Answer with a number only: how many lines of the data contain "chống"?

■ ■ ■ ■ ■

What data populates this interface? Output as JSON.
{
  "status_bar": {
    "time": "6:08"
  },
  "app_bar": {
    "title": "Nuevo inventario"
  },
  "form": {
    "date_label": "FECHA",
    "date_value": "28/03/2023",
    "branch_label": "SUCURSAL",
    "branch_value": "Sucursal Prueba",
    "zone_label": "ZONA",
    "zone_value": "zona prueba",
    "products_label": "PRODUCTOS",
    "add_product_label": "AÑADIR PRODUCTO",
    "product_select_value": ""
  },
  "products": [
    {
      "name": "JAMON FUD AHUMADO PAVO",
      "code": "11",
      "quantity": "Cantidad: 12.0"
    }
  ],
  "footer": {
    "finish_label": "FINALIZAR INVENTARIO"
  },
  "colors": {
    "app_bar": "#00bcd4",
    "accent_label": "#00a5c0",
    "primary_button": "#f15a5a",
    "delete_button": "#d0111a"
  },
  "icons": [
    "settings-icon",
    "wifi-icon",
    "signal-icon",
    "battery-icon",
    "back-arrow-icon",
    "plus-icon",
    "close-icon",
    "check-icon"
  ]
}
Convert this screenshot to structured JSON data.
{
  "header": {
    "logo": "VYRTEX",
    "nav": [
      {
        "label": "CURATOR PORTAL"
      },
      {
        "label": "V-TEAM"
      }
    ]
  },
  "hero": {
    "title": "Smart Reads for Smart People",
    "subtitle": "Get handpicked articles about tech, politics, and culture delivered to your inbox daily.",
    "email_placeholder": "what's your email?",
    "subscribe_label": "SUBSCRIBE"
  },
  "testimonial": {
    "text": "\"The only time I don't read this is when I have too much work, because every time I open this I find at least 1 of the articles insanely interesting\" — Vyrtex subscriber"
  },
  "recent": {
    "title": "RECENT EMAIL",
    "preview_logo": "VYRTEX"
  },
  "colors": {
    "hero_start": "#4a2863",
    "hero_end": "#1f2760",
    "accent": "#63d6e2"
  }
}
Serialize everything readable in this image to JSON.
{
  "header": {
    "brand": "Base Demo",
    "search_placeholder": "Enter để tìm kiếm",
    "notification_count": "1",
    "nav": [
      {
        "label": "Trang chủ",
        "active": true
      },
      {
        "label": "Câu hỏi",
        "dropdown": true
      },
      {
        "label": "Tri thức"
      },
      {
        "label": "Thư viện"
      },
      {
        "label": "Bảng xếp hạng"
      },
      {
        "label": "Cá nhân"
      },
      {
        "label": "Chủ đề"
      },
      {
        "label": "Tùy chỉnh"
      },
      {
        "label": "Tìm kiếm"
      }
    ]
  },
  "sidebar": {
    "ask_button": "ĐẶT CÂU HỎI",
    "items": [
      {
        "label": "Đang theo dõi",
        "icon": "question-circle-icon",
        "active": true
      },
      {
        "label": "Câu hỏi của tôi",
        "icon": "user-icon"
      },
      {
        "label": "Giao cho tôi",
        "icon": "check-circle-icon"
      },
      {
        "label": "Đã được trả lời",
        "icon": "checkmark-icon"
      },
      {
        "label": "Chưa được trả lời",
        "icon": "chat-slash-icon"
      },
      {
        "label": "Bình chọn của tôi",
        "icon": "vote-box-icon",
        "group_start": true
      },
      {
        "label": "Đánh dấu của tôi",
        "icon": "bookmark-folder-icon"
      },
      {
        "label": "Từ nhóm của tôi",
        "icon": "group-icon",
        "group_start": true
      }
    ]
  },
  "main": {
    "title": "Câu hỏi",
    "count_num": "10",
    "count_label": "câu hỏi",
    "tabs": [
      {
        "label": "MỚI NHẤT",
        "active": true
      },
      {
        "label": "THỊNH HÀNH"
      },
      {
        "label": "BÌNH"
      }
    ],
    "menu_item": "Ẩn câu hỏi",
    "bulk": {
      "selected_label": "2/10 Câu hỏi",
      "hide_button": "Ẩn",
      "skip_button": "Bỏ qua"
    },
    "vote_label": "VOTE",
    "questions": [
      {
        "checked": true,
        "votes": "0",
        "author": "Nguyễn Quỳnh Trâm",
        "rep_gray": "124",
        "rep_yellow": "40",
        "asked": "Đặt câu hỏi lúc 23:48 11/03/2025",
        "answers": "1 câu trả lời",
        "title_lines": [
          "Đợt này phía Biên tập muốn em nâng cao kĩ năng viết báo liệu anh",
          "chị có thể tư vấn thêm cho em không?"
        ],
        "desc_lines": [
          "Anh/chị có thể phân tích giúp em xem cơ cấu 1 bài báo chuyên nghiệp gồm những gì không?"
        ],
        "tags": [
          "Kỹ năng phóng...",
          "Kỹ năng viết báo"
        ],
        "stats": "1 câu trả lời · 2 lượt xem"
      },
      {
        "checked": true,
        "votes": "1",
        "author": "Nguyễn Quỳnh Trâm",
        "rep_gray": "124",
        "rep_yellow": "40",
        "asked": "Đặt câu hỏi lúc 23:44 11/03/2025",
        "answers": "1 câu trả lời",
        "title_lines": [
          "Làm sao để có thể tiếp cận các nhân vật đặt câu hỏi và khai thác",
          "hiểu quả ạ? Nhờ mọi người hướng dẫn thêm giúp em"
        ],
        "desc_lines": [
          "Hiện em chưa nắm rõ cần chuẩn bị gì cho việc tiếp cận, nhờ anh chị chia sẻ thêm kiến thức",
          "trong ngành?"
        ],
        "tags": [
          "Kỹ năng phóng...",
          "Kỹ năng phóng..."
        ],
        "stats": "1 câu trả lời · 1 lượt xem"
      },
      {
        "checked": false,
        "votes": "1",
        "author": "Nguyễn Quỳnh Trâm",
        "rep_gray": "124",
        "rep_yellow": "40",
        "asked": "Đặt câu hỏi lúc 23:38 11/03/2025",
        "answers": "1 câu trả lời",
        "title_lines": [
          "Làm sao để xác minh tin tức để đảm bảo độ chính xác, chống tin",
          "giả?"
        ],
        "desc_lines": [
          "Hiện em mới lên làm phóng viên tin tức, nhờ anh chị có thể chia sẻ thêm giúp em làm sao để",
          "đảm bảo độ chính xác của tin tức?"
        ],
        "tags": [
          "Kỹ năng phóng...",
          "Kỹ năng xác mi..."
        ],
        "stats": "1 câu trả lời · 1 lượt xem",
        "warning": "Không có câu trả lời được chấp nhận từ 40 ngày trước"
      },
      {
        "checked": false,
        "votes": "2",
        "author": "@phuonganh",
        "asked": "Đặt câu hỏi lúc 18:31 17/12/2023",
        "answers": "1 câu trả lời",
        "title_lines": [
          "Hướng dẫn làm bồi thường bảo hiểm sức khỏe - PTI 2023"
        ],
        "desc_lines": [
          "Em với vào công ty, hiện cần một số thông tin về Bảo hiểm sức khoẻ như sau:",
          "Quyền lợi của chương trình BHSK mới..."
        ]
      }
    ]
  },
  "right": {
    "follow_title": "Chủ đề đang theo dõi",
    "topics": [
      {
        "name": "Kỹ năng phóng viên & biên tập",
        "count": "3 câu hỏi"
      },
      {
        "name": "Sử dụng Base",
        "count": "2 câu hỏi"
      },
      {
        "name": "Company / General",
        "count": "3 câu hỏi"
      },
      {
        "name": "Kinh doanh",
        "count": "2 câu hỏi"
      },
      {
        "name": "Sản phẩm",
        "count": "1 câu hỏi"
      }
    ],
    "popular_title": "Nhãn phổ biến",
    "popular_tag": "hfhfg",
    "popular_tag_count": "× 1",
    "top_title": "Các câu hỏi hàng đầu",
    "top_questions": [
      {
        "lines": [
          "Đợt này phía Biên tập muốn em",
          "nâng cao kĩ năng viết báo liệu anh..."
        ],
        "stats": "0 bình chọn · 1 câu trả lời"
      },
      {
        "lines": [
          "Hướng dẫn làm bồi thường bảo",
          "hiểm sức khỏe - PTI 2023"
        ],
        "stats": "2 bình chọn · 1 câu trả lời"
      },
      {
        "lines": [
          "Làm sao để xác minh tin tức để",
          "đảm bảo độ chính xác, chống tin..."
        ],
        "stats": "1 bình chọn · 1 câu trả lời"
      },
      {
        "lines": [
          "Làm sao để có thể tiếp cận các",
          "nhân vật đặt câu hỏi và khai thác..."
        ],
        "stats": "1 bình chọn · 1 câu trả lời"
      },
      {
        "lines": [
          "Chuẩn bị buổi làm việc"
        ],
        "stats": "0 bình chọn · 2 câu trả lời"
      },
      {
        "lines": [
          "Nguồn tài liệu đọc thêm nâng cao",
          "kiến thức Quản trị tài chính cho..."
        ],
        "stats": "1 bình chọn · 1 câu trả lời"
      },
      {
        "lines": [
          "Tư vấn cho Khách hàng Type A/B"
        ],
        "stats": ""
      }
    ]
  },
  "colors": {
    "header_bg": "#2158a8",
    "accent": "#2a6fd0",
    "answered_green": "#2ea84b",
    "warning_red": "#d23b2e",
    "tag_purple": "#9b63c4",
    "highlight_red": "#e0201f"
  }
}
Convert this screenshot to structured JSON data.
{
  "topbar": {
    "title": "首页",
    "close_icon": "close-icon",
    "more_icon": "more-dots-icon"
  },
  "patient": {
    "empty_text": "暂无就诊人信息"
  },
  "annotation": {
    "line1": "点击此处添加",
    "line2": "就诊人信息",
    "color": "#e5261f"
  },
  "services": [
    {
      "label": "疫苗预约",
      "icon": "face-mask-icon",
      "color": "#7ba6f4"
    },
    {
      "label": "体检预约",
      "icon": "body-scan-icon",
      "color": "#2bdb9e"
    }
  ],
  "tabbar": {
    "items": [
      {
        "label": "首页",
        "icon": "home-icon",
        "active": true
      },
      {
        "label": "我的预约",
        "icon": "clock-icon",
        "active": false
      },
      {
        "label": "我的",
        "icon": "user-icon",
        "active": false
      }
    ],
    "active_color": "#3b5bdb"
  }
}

■ ■ ■ ■ ■

The solution: 2